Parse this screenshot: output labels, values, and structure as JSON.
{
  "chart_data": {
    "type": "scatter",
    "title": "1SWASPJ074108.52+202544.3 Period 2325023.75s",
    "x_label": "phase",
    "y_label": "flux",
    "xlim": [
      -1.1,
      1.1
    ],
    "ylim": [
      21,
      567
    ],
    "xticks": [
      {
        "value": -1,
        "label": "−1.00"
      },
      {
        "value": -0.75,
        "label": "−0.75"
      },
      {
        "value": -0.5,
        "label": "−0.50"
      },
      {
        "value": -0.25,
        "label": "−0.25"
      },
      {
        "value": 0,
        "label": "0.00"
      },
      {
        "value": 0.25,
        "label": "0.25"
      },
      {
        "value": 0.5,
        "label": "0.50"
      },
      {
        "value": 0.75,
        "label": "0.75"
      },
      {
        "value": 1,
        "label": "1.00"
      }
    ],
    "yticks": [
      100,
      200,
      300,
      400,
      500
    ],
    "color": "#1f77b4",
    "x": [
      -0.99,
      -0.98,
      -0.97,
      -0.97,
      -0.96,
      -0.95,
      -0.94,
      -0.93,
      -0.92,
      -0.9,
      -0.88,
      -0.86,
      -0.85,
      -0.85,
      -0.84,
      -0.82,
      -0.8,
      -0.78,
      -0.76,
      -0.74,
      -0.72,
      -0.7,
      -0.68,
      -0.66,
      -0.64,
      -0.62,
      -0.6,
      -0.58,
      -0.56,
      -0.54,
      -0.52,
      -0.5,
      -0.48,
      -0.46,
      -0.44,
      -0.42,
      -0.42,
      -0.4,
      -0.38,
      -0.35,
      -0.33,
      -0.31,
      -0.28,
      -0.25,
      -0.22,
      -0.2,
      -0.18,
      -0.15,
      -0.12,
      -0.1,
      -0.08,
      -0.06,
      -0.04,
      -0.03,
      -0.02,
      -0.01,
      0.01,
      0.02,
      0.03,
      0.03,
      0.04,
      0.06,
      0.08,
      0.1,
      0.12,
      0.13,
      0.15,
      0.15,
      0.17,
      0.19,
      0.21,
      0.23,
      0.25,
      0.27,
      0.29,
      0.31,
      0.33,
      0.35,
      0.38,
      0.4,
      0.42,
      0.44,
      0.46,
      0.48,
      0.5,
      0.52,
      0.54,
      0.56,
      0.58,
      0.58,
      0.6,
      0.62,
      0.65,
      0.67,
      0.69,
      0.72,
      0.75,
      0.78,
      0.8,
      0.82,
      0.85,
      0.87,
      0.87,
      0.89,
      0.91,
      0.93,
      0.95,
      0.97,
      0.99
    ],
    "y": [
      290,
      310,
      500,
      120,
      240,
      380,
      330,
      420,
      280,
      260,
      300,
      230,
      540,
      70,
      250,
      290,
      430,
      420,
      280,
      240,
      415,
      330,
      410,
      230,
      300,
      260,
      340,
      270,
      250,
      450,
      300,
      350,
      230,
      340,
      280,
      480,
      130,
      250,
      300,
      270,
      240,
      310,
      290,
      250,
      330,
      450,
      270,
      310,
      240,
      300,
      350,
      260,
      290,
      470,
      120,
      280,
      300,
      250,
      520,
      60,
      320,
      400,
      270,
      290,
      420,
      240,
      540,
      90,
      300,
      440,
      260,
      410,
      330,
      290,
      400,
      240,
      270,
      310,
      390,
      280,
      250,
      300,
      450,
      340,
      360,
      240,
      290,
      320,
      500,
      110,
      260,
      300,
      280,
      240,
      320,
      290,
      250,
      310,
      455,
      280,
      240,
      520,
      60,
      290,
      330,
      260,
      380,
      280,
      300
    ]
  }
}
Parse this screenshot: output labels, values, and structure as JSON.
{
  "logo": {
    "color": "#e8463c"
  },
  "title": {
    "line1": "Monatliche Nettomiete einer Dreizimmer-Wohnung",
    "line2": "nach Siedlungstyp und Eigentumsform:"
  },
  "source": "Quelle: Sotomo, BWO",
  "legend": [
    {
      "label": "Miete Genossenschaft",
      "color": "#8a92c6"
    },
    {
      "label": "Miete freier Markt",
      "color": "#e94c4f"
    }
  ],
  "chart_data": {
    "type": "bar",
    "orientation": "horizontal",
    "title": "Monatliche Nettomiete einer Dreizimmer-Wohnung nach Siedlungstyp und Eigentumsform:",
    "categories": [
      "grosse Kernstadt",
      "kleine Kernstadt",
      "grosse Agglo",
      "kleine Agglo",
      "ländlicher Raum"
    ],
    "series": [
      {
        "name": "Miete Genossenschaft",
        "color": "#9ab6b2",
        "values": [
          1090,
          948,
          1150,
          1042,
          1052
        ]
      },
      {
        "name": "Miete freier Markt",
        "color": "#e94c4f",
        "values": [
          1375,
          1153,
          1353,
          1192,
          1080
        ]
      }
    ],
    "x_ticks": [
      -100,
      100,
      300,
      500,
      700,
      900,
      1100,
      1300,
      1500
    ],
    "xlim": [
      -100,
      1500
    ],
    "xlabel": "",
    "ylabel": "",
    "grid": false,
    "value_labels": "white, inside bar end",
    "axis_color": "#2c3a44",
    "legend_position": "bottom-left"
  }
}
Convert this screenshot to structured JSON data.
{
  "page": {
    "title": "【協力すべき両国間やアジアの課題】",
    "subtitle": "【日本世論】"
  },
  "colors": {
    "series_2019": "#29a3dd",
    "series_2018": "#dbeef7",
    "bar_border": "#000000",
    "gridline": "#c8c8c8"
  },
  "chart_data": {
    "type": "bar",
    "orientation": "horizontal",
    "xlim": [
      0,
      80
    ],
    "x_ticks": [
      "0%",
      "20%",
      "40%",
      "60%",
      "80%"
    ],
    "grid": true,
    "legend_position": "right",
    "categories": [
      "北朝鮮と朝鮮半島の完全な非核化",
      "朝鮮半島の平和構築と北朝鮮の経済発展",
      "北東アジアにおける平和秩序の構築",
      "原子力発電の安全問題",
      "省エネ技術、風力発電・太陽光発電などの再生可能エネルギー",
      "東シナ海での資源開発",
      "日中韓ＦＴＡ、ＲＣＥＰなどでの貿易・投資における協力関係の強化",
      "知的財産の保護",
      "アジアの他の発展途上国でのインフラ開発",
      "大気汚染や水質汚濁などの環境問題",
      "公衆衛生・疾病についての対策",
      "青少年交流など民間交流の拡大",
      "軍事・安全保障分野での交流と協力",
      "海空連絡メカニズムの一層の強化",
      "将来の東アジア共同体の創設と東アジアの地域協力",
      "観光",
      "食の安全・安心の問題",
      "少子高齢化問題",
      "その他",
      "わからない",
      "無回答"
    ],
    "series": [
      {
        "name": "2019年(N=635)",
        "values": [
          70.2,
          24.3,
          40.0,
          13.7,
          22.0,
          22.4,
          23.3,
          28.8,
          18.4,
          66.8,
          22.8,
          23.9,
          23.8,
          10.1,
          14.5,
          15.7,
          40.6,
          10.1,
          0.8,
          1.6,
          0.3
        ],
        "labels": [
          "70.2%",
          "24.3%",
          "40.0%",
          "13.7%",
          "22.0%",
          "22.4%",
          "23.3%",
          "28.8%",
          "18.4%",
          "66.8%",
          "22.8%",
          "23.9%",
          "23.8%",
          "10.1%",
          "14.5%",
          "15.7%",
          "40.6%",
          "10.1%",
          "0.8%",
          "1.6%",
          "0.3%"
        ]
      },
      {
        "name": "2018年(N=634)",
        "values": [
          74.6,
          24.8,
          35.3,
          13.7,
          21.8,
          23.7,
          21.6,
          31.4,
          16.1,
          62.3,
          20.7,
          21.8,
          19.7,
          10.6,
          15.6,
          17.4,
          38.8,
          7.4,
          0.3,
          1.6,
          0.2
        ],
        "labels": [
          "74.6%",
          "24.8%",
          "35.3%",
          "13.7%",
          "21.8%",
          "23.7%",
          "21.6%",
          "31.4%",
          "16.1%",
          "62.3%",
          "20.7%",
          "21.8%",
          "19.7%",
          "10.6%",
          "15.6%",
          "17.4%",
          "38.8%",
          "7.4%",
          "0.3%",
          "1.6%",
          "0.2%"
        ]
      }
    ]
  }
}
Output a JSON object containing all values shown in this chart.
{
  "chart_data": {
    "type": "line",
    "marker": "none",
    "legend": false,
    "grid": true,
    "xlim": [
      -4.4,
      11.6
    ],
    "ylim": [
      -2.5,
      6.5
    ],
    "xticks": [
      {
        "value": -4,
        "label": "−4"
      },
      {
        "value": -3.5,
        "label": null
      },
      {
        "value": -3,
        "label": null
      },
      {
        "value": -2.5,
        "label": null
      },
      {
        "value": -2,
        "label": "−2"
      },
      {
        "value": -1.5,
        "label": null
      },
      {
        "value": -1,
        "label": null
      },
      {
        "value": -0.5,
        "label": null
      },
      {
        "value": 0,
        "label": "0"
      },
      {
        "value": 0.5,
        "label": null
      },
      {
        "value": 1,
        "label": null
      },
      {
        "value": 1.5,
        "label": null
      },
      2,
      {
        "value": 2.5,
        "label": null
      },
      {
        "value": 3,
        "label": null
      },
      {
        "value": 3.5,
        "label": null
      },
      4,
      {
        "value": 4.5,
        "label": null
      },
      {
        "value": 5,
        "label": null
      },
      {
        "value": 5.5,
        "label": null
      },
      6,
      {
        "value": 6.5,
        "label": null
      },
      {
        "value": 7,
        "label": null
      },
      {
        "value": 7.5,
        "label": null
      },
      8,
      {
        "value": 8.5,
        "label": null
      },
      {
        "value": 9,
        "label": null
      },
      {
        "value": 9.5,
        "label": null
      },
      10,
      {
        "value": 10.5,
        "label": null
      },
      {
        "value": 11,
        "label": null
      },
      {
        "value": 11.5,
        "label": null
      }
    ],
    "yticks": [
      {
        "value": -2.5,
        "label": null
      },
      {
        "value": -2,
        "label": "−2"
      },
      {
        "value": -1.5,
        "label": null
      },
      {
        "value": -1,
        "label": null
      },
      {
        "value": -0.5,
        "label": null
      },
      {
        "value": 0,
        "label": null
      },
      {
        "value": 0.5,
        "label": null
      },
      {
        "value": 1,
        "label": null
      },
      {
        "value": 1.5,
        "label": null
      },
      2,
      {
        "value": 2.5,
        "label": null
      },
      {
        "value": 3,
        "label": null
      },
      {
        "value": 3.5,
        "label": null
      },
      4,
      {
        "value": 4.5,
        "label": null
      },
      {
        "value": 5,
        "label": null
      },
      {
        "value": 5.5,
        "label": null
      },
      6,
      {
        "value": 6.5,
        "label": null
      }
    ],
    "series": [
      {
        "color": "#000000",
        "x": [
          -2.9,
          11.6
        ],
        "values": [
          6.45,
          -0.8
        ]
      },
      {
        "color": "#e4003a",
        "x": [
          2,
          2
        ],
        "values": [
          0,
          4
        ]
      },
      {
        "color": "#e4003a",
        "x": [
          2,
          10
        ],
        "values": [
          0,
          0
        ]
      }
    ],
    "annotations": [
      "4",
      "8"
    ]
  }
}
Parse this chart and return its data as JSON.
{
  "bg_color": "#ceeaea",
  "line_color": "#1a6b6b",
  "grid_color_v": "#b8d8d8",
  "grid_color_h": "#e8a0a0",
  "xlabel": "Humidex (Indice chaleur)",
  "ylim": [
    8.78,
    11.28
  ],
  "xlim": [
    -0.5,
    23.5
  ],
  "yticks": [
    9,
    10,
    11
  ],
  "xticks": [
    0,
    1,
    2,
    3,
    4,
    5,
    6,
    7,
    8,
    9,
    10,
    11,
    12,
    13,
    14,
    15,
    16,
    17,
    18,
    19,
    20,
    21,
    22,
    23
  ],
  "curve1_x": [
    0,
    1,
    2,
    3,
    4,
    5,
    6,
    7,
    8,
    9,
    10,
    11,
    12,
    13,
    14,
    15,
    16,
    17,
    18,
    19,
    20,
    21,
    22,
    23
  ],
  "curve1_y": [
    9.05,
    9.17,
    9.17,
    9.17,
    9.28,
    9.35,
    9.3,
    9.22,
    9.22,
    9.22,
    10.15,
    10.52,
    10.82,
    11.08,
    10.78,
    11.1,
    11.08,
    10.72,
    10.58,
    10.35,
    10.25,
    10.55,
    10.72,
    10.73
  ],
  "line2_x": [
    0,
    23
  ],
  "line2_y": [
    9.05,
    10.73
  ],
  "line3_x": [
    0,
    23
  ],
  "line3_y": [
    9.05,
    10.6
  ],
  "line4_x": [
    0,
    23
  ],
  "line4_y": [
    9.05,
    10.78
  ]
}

# [Instructions to follow]
Beginning at the line where "Parse this chart and return its data as JSON." appears, extract each line through the end of the data above; keep them exact and include nothing else.

# [Complete answer]
Parse this chart and return its data as JSON.
{
  "bg_color": "#ceeaea",
  "line_color": "#1a6b6b",
  "grid_color_v": "#b8d8d8",
  "grid_color_h": "#e8a0a0",
  "xlabel": "Humidex (Indice chaleur)",
  "ylim": [
    8.78,
    11.28
  ],
  "xlim": [
    -0.5,
    23.5
  ],
  "yticks": [
    9,
    10,
    11
  ],
  "xticks": [
    0,
    1,
    2,
    3,
    4,
    5,
    6,
    7,
    8,
    9,
    10,
    11,
    12,
    13,
    14,
    15,
    16,
    17,
    18,
    19,
    20,
    21,
    22,
    23
  ],
  "curve1_x": [
    0,
    1,
    2,
    3,
    4,
    5,
    6,
    7,
    8,
    9,
    10,
    11,
    12,
    13,
    14,
    15,
    16,
    17,
    18,
    19,
    20,
    21,
    22,
    23
  ],
  "curve1_y": [
    9.05,
    9.17,
    9.17,
    9.17,
    9.28,
    9.35,
    9.3,
    9.22,
    9.22,
    9.22,
    10.15,
    10.52,
    10.82,
    11.08,
    10.78,
    11.1,
    11.08,
    10.72,
    10.58,
    10.35,
    10.25,
    10.55,
    10.72,
    10.73
  ],
  "line2_x": [
    0,
    23
  ],
  "line2_y": [
    9.05,
    10.73
  ],
  "line3_x": [
    0,
    23
  ],
  "line3_y": [
    9.05,
    10.6
  ],
  "line4_x": [
    0,
    23
  ],
  "line4_y": [
    9.05,
    10.78
  ]
}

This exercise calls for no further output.